**Written request**
From the material below, list every line containing "without".

─── Data shown

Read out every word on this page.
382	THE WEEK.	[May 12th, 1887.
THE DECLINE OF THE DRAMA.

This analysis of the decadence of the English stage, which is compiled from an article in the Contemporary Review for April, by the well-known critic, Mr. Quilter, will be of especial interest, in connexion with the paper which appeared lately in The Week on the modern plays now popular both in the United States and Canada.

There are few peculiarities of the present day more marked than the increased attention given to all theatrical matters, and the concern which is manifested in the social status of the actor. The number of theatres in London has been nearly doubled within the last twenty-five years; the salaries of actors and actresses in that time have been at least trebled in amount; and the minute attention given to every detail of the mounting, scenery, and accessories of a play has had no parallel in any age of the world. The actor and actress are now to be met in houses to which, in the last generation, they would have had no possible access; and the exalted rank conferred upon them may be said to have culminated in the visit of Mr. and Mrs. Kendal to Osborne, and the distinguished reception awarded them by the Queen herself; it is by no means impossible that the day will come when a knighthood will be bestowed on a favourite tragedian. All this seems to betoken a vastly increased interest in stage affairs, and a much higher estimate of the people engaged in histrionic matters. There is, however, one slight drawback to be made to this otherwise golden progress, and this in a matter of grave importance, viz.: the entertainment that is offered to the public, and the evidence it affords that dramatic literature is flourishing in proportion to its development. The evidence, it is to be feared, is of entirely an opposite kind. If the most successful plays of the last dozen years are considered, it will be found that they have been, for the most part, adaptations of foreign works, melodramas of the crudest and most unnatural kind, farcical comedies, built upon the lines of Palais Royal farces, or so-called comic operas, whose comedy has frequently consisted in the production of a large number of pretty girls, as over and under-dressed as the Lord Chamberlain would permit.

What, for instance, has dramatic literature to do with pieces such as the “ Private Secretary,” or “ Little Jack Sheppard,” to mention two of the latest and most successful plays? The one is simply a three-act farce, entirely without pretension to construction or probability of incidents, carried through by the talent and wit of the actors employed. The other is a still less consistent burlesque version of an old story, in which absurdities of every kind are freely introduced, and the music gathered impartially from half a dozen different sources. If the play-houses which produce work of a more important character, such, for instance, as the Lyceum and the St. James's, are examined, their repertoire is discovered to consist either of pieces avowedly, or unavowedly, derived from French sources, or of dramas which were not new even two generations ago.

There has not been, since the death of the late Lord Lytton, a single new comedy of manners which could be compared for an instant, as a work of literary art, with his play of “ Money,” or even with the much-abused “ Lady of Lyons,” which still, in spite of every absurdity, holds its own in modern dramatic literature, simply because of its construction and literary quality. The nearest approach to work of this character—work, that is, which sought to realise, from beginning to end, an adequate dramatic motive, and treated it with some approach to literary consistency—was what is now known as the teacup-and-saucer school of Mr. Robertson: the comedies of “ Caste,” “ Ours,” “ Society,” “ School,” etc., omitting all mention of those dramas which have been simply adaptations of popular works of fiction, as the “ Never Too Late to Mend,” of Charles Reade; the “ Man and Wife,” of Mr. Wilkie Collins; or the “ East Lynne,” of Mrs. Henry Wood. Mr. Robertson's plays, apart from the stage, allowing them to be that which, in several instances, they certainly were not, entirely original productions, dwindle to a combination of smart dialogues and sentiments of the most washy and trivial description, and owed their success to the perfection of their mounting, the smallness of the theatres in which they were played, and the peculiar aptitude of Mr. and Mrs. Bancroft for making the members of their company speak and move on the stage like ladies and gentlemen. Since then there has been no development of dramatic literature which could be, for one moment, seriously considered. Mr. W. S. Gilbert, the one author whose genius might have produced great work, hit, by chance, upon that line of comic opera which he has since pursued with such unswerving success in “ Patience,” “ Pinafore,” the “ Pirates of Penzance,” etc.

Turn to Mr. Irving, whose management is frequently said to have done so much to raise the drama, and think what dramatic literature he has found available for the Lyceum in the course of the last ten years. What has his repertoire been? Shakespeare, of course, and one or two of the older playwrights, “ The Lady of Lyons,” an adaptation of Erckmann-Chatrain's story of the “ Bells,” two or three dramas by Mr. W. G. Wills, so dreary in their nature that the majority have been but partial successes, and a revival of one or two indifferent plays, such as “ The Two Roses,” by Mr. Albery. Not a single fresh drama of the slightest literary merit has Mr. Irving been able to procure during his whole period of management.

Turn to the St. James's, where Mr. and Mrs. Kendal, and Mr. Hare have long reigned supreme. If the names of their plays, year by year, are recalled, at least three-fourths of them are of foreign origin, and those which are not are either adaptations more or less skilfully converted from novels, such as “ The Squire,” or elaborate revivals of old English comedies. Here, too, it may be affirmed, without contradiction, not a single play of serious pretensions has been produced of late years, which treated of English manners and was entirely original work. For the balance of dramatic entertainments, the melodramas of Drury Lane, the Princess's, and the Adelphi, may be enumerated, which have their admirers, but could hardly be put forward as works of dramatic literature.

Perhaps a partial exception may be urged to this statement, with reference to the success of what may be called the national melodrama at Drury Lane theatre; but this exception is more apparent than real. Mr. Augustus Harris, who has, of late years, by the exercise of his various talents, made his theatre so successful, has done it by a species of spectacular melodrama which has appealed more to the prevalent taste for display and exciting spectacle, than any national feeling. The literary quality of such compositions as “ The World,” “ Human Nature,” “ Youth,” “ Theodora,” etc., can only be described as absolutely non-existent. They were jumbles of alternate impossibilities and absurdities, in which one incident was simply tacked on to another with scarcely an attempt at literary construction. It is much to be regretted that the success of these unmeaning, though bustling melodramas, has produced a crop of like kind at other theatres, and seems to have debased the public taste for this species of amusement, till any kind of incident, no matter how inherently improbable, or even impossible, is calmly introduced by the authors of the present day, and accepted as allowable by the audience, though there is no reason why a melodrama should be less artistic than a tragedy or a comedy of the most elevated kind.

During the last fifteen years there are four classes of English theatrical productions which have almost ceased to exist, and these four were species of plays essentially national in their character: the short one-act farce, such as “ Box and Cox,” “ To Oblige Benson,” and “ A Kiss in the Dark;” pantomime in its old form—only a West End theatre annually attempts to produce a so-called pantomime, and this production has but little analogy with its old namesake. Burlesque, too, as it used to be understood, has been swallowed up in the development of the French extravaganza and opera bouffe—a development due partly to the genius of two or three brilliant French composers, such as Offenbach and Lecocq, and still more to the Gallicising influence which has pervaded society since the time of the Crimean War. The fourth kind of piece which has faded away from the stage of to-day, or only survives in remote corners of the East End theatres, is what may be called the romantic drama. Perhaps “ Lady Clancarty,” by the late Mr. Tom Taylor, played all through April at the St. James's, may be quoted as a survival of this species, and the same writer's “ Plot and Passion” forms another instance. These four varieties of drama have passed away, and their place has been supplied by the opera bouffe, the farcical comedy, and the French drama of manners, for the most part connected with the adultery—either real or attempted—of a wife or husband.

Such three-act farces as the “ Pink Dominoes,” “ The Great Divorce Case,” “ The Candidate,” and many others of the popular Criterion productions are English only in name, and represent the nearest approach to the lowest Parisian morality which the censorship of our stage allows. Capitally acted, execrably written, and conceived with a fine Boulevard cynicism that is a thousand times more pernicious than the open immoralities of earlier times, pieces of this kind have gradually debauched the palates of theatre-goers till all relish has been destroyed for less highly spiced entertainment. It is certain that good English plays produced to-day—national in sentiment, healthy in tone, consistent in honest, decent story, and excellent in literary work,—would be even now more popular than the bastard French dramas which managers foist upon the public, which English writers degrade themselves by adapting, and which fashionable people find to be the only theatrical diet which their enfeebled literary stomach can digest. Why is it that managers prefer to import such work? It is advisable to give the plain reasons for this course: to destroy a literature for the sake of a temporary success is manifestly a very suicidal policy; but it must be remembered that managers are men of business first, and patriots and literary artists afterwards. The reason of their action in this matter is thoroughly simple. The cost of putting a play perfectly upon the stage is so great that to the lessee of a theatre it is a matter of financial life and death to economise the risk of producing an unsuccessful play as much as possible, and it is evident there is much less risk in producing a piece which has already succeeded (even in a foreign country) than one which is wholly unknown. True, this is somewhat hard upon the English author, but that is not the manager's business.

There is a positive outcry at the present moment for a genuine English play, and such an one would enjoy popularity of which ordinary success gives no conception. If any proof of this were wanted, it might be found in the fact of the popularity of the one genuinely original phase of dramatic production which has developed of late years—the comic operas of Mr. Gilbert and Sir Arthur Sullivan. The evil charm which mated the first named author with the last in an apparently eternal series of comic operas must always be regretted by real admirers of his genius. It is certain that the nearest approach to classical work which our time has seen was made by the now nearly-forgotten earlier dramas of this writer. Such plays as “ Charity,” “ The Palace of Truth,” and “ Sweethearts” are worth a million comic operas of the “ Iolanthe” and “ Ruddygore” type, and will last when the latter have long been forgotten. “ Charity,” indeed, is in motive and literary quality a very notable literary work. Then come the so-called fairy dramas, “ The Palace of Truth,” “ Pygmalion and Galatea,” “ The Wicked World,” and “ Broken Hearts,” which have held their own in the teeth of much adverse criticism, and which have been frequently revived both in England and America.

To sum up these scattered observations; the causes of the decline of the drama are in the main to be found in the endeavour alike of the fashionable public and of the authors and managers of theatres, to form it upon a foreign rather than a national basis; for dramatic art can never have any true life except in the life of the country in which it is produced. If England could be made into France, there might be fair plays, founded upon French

──────

**Solved exercise**
What, for instance, has dramatic literature to do with pieces such as the “ Private Secretary,” or “ Little Jack Sheppard,” to mention two of the latest and most successful plays? The one is simply a three-act farce, entirely without pretension to construction or probability of incidents, carried through by the talent and wit of the actors employed. The other is a still less consistent burlesque version of an old story, in which absurdities of every kind are freely introduced, and the music gathered impartially from half a dozen different sources. If the play-houses which produce work of a more important character, such, for instance, as the Lyceum and the St. James's, are examined, their repertoire is discovered to consist either of pieces avowedly, or unavowedly, derived from French sources, or of dramas which were not new even two generations ago.
Turn to the St. James's, where Mr. and Mrs. Kendal, and Mr. Hare have long reigned supreme. If the names of their plays, year by year, are recalled, at least three-fourths of them are of foreign origin, and those which are not are either adaptations more or less skilfully converted from novels, such as “ The Squire,” or elaborate revivals of old English comedies. Here, too, it may be affirmed, without contradiction, not a single play of serious pretensions has been produced of late years, which treated of English manners and was entirely original work. For the balance of dramatic entertainments, the melodramas of Drury Lane, the Princess's, and the Adelphi, may be enumerated, which have their admirers, but could hardly be put forward as works of dramatic literature.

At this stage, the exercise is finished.